### SOURCE DATA:
════

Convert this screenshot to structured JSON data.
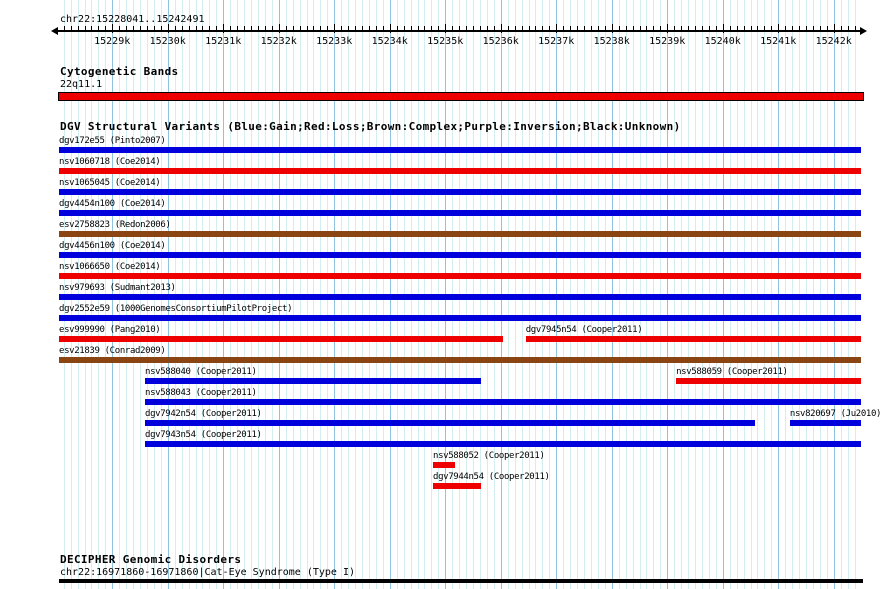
{
  "header": {
    "region_title": "chr22:15228041..15242491"
  },
  "ruler": {
    "ticks": [
      {
        "label": "15229k",
        "pos": 15229000
      },
      {
        "label": "15230k",
        "pos": 15230000
      },
      {
        "label": "15231k",
        "pos": 15231000
      },
      {
        "label": "15232k",
        "pos": 15232000
      },
      {
        "label": "15233k",
        "pos": 15233000
      },
      {
        "label": "15234k",
        "pos": 15234000
      },
      {
        "label": "15235k",
        "pos": 15235000
      },
      {
        "label": "15236k",
        "pos": 15236000
      },
      {
        "label": "15237k",
        "pos": 15237000
      },
      {
        "label": "15238k",
        "pos": 15238000
      },
      {
        "label": "15239k",
        "pos": 15239000
      },
      {
        "label": "15240k",
        "pos": 15240000
      },
      {
        "label": "15241k",
        "pos": 15241000
      },
      {
        "label": "15242k",
        "pos": 15242000
      }
    ]
  },
  "sections": {
    "cytogenetic": {
      "title": "Cytogenetic Bands",
      "band": {
        "label": "22q11.1",
        "color": "#ee0000",
        "start": 15228041,
        "end": 15242491
      }
    },
    "dgv": {
      "title": "DGV Structural Variants (Blue:Gain;Red:Loss;Brown:Complex;Purple:Inversion;Black:Unknown)"
    },
    "decipher": {
      "title": "DECIPHER Genomic Disorders",
      "entry": "chr22:16971860-16971860|Cat-Eye Syndrome (Type I)",
      "color": "#000000",
      "start": 15228041,
      "end": 15242491
    }
  },
  "colors_map": {
    "blue": "#0000dd",
    "red": "#ee0000",
    "brown": "#8b4513",
    "purple": "#800080",
    "black": "#000000",
    "grid_minor": "#d2eef0",
    "grid_major": "#8fc3e0"
  },
  "chart_data": {
    "type": "genome-tracks",
    "region": {
      "chrom": "chr22",
      "start": 15228041,
      "end": 15242491
    },
    "legend": {
      "Blue": "Gain",
      "Red": "Loss",
      "Brown": "Complex",
      "Purple": "Inversion",
      "Black": "Unknown"
    },
    "rows": [
      {
        "items": [
          {
            "label": "dgv172e55 (Pinto2007)",
            "color": "blue",
            "start": 15228041,
            "end": 15242491
          }
        ]
      },
      {
        "items": [
          {
            "label": "nsv1060718 (Coe2014)",
            "color": "red",
            "start": 15228041,
            "end": 15242491
          }
        ]
      },
      {
        "items": [
          {
            "label": "nsv1065045 (Coe2014)",
            "color": "blue",
            "start": 15228041,
            "end": 15242491
          }
        ]
      },
      {
        "items": [
          {
            "label": "dgv4454n100 (Coe2014)",
            "color": "blue",
            "start": 15228041,
            "end": 15242491
          }
        ]
      },
      {
        "items": [
          {
            "label": "esv2758823 (Redon2006)",
            "color": "brown",
            "start": 15228041,
            "end": 15242491
          }
        ]
      },
      {
        "items": [
          {
            "label": "dgv4456n100 (Coe2014)",
            "color": "blue",
            "start": 15228041,
            "end": 15242491
          }
        ]
      },
      {
        "items": [
          {
            "label": "nsv1066650 (Coe2014)",
            "color": "red",
            "start": 15228041,
            "end": 15242491
          }
        ]
      },
      {
        "items": [
          {
            "label": "nsv979693 (Sudmant2013)",
            "color": "blue",
            "start": 15228041,
            "end": 15242491
          }
        ]
      },
      {
        "items": [
          {
            "label": "dgv2552e59 (1000GenomesConsortiumPilotProject)",
            "color": "blue",
            "start": 15228041,
            "end": 15242491
          }
        ]
      },
      {
        "items": [
          {
            "label": "esv999990 (Pang2010)",
            "color": "red",
            "start": 15228041,
            "end": 15236040
          },
          {
            "label": "dgv7945n54 (Cooper2011)",
            "color": "red",
            "start": 15236450,
            "end": 15242491
          }
        ]
      },
      {
        "items": [
          {
            "label": "esv21839 (Conrad2009)",
            "color": "brown",
            "start": 15228041,
            "end": 15242491
          }
        ]
      },
      {
        "items": [
          {
            "label": "nsv588040 (Cooper2011)",
            "color": "blue",
            "start": 15229590,
            "end": 15235640
          },
          {
            "label": "nsv588059 (Cooper2011)",
            "color": "red",
            "start": 15239160,
            "end": 15242491
          }
        ]
      },
      {
        "items": [
          {
            "label": "nsv588043 (Cooper2011)",
            "color": "blue",
            "start": 15229590,
            "end": 15242491
          }
        ]
      },
      {
        "items": [
          {
            "label": "dgv7942n54 (Cooper2011)",
            "color": "blue",
            "start": 15229590,
            "end": 15240580
          },
          {
            "label": "nsv820697 (Ju2010)",
            "color": "blue",
            "start": 15241210,
            "end": 15242491
          }
        ]
      },
      {
        "items": [
          {
            "label": "dgv7943n54 (Cooper2011)",
            "color": "blue",
            "start": 15229590,
            "end": 15242491
          }
        ]
      },
      {
        "items": [
          {
            "label": "nsv588052 (Cooper2011)",
            "color": "red",
            "start": 15234780,
            "end": 15235170
          }
        ]
      },
      {
        "items": [
          {
            "label": "dgv7944n54 (Cooper2011)",
            "color": "red",
            "start": 15234780,
            "end": 15235640
          }
        ]
      }
    ]
  }
}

════

In the data above, find each line where the string "Inversion" appears, then copy it.

### SOLUTION FOR THIS TASK:
      "title": "DGV Structural Variants (Blue:Gain;Red:Loss;Brown:Complex;Purple:Inversion;Black:Unknown)"
      "Purple": "Inversion",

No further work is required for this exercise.